* start *

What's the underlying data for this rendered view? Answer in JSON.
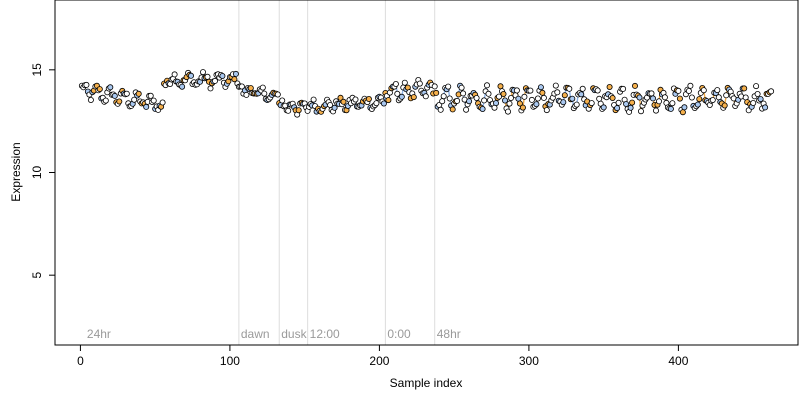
{
  "chart_data": {
    "type": "scatter",
    "title": "",
    "xlabel": "Sample index",
    "ylabel": "Expression",
    "xlim": [
      -17,
      480
    ],
    "ylim": [
      1.6,
      18.4
    ],
    "xticks": [
      0,
      100,
      200,
      300,
      400
    ],
    "yticks": [
      5,
      10,
      15
    ],
    "grid": false,
    "colors": {
      "light_blue": "#a9c8f0",
      "orange": "#f5b04c",
      "white": "#ffffff",
      "connector_blue": "#8fb4e8",
      "connector_orange": "#f0a844",
      "vline": "#dddddd",
      "annotation": "#9a9a9a"
    },
    "annotations": [
      {
        "label": "24hr",
        "x": 3
      },
      {
        "label": "dawn",
        "x": 106
      },
      {
        "label": "dusk",
        "x": 133
      },
      {
        "label": "12:00",
        "x": 152
      },
      {
        "label": "0:00",
        "x": 204
      },
      {
        "label": "48hr",
        "x": 237
      }
    ],
    "vertical_lines": [
      106,
      133,
      152,
      204,
      237
    ],
    "segments": [
      {
        "x_start": 1,
        "x_end": 55,
        "base": 14.0,
        "slope": -0.013,
        "amp": 0.25,
        "period": 9,
        "noise": 0.22
      },
      {
        "x_start": 56,
        "x_end": 105,
        "base": 14.5,
        "slope": 0.0,
        "amp": 0.22,
        "period": 10,
        "noise": 0.2
      },
      {
        "x_start": 106,
        "x_end": 132,
        "base": 14.1,
        "slope": -0.018,
        "amp": 0.18,
        "period": 8,
        "noise": 0.2
      },
      {
        "x_start": 133,
        "x_end": 151,
        "base": 13.3,
        "slope": -0.01,
        "amp": 0.2,
        "period": 7,
        "noise": 0.22
      },
      {
        "x_start": 152,
        "x_end": 203,
        "base": 13.2,
        "slope": 0.005,
        "amp": 0.2,
        "period": 9,
        "noise": 0.2
      },
      {
        "x_start": 204,
        "x_end": 236,
        "base": 13.9,
        "slope": 0.004,
        "amp": 0.3,
        "period": 8,
        "noise": 0.22
      },
      {
        "x_start": 237,
        "x_end": 462,
        "base": 13.6,
        "slope": 0.0,
        "amp": 0.45,
        "period": 9,
        "noise": 0.25
      }
    ],
    "point_color_cycle": [
      "white",
      "light_blue",
      "white",
      "orange",
      "white",
      "light_blue",
      "white",
      "white",
      "orange",
      "light_blue"
    ],
    "connectors": [
      {
        "x_start": 153,
        "x_end": 165,
        "color": "connector_blue"
      },
      {
        "x_start": 203,
        "x_end": 216,
        "color": "connector_blue"
      },
      {
        "x_start": 242,
        "x_end": 272,
        "color": "connector_blue"
      },
      {
        "x_start": 282,
        "x_end": 300,
        "color": "connector_orange"
      },
      {
        "x_start": 322,
        "x_end": 340,
        "color": "connector_blue"
      },
      {
        "x_start": 372,
        "x_end": 392,
        "color": "connector_orange"
      },
      {
        "x_start": 412,
        "x_end": 440,
        "color": "connector_orange"
      }
    ]
  }
}
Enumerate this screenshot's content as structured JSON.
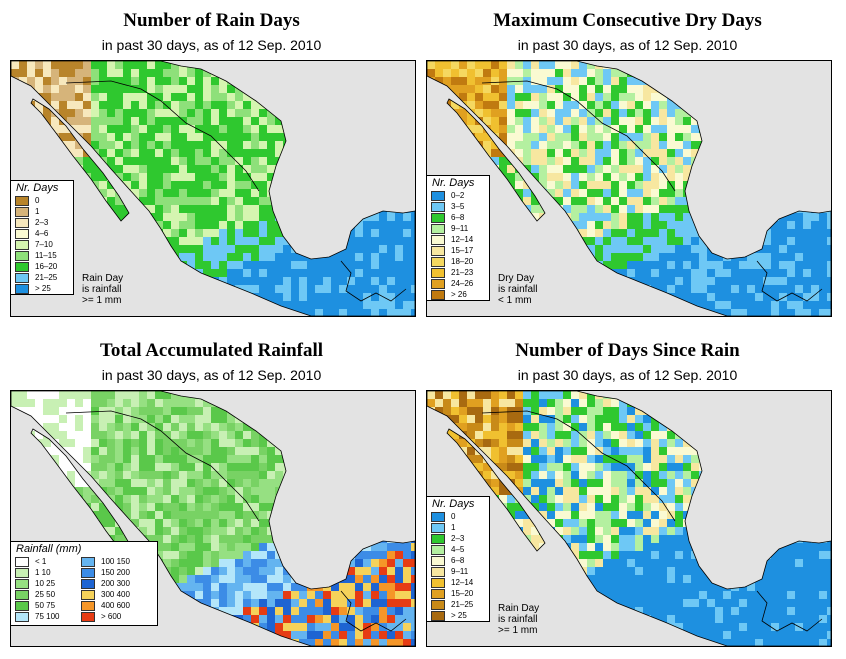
{
  "panels": {
    "rain_days": {
      "title": "Number of Rain Days",
      "subtitle": "in past 30 days, as of  12 Sep. 2010",
      "legend_title": "Nr. Days",
      "legend": [
        {
          "label": "0",
          "color": "#b8842a"
        },
        {
          "label": "1",
          "color": "#d6b47a"
        },
        {
          "label": "2–3",
          "color": "#f7e8bd"
        },
        {
          "label": "4–6",
          "color": "#fafad2"
        },
        {
          "label": "7–10",
          "color": "#d5f5b0"
        },
        {
          "label": "11–15",
          "color": "#8ee07a"
        },
        {
          "label": "16–20",
          "color": "#2fc82f"
        },
        {
          "label": "21–25",
          "color": "#6ec8f5"
        },
        {
          "label": "> 25",
          "color": "#1e90e0"
        }
      ],
      "note": [
        "Rain Day",
        "is rainfall",
        ">= 1 mm"
      ]
    },
    "dry_days": {
      "title": "Maximum Consecutive Dry Days",
      "subtitle": "in past 30 days, as of  12 Sep. 2010",
      "legend_title": "Nr. Days",
      "legend": [
        {
          "label": "0–2",
          "color": "#1e90e0"
        },
        {
          "label": "3–5",
          "color": "#6ec8f5"
        },
        {
          "label": "6–8",
          "color": "#2fc82f"
        },
        {
          "label": "9–11",
          "color": "#b4f0a0"
        },
        {
          "label": "12–14",
          "color": "#fafad2"
        },
        {
          "label": "15–17",
          "color": "#f7e7a0"
        },
        {
          "label": "18–20",
          "color": "#f5d860"
        },
        {
          "label": "21–23",
          "color": "#f0c030"
        },
        {
          "label": "24–26",
          "color": "#e0a020"
        },
        {
          "label": "> 26",
          "color": "#c07a10"
        }
      ],
      "note": [
        "Dry Day",
        "is rainfall",
        "< 1 mm"
      ]
    },
    "total_rainfall": {
      "title": "Total Accumulated Rainfall",
      "subtitle": "in past 30 days, as of  12 Sep. 2010",
      "legend_title": "Rainfall (mm)",
      "legend_left": [
        {
          "label": "< 1",
          "color": "#ffffff"
        },
        {
          "label": "1    10",
          "color": "#c8f0b4"
        },
        {
          "label": "10    25",
          "color": "#96e082"
        },
        {
          "label": "25    50",
          "color": "#78d264"
        },
        {
          "label": "50    75",
          "color": "#5ac84a"
        },
        {
          "label": "75  100",
          "color": "#b4e6fa"
        }
      ],
      "legend_right": [
        {
          "label": "100  150",
          "color": "#64b4f0"
        },
        {
          "label": "150  200",
          "color": "#3c8ce6"
        },
        {
          "label": "200  300",
          "color": "#1e64d2"
        },
        {
          "label": "300  400",
          "color": "#f5d25a"
        },
        {
          "label": "400  600",
          "color": "#f59628"
        },
        {
          "label": "> 600",
          "color": "#e63c14"
        }
      ]
    },
    "days_since_rain": {
      "title": "Number of Days Since Rain",
      "subtitle": "in past 30 days, as of  12 Sep. 2010",
      "legend_title": "Nr. Days",
      "legend": [
        {
          "label": "0",
          "color": "#1e90e0"
        },
        {
          "label": "1",
          "color": "#6ec8f5"
        },
        {
          "label": "2–3",
          "color": "#2fc82f"
        },
        {
          "label": "4–5",
          "color": "#b4f0a0"
        },
        {
          "label": "6–8",
          "color": "#fafad2"
        },
        {
          "label": "9–11",
          "color": "#f7e7a0"
        },
        {
          "label": "12–14",
          "color": "#f0c030"
        },
        {
          "label": "15–20",
          "color": "#e0a020"
        },
        {
          "label": "21–25",
          "color": "#c88a18"
        },
        {
          "label": "> 25",
          "color": "#a86a10"
        }
      ],
      "note": [
        "Rain Day",
        "is rainfall",
        ">= 1 mm"
      ]
    }
  },
  "colors": {
    "ocean": "#e3e3e3",
    "border": "#000000"
  }
}
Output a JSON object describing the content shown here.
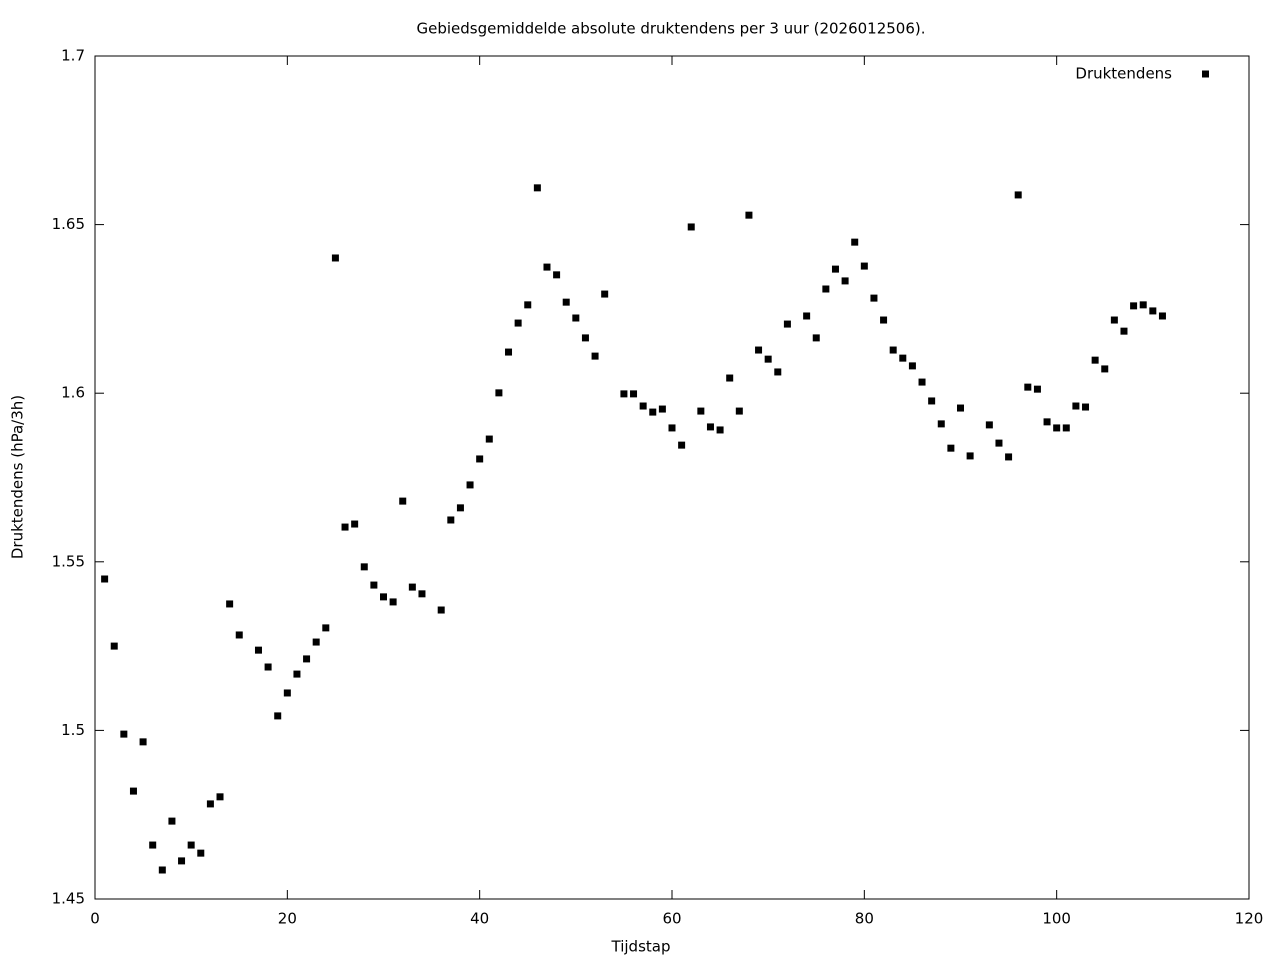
{
  "chart_data": {
    "type": "scatter",
    "title": "Gebiedsgemiddelde absolute druktendens per 3 uur (2026012506).",
    "x_label": "Tijdstap",
    "y_label": "Druktendens (hPa/3h)",
    "xlim": [
      0,
      120
    ],
    "xticks": [
      0,
      20,
      40,
      60,
      80,
      100,
      120
    ],
    "ylim": [
      1.45,
      1.7
    ],
    "yticks": [
      1.45,
      1.5,
      1.55,
      1.6,
      1.65,
      1.7
    ],
    "grid": false,
    "legend_position": "upper-right",
    "series": [
      {
        "name": "Druktendens",
        "color": "#000000",
        "x": [
          1,
          2,
          3,
          4,
          5,
          6,
          7,
          8,
          9,
          10,
          11,
          12,
          13,
          14,
          15,
          17,
          18,
          19,
          20,
          21,
          22,
          23,
          24,
          25,
          26,
          27,
          28,
          29,
          30,
          31,
          32,
          33,
          34,
          36,
          37,
          38,
          39,
          40,
          41,
          42,
          43,
          44,
          45,
          46,
          47,
          48,
          49,
          50,
          51,
          52,
          53,
          55,
          56,
          57,
          58,
          59,
          60,
          61,
          62,
          63,
          64,
          65,
          66,
          67,
          68,
          69,
          70,
          71,
          72,
          74,
          75,
          76,
          77,
          78,
          79,
          80,
          81,
          82,
          83,
          84,
          85,
          86,
          87,
          88,
          89,
          90,
          91,
          93,
          94,
          95,
          96,
          97,
          98,
          99,
          100,
          101,
          102,
          103,
          104,
          105,
          106,
          107,
          108,
          109,
          110,
          111
        ],
        "values": [
          1.5449,
          1.525,
          1.4989,
          1.482,
          1.4966,
          1.466,
          1.4586,
          1.4731,
          1.4613,
          1.466,
          1.4636,
          1.4782,
          1.4803,
          1.5375,
          1.5283,
          1.5238,
          1.5188,
          1.5043,
          1.5111,
          1.5167,
          1.5212,
          1.5262,
          1.5304,
          1.6401,
          1.5603,
          1.5612,
          1.5485,
          1.5431,
          1.5396,
          1.5381,
          1.568,
          1.5425,
          1.5405,
          1.5357,
          1.5624,
          1.566,
          1.5728,
          1.5805,
          1.5864,
          1.6001,
          1.6122,
          1.6208,
          1.6262,
          1.6609,
          1.6374,
          1.6351,
          1.627,
          1.6223,
          1.6164,
          1.611,
          1.6294,
          1.5998,
          1.5998,
          1.5962,
          1.5944,
          1.5953,
          1.5897,
          1.5846,
          1.6493,
          1.5947,
          1.59,
          1.5891,
          1.6045,
          1.5947,
          1.6528,
          1.6128,
          1.6101,
          1.6063,
          1.6205,
          1.6229,
          1.6164,
          1.6309,
          1.6368,
          1.6333,
          1.6448,
          1.6377,
          1.6282,
          1.6217,
          1.6128,
          1.6104,
          1.6081,
          1.6033,
          1.5977,
          1.5909,
          1.5837,
          1.5956,
          1.5814,
          1.5906,
          1.5852,
          1.5811,
          1.6588,
          1.6018,
          1.6012,
          1.5915,
          1.5897,
          1.5897,
          1.5962,
          1.5959,
          1.6098,
          1.6072,
          1.6217,
          1.6184,
          1.6259,
          1.6262,
          1.6244,
          1.6229
        ]
      }
    ]
  }
}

* end *

WHAT YOU NEED TO DO: Scan the material above. Copy each line that holds the word "JSON".

FINISHED TASK:
What's the underlying data for this rendered view? Answer in JSON.
Enumerate this screenshot's content as structured JSON.
Output a JSON object describing the content shown here.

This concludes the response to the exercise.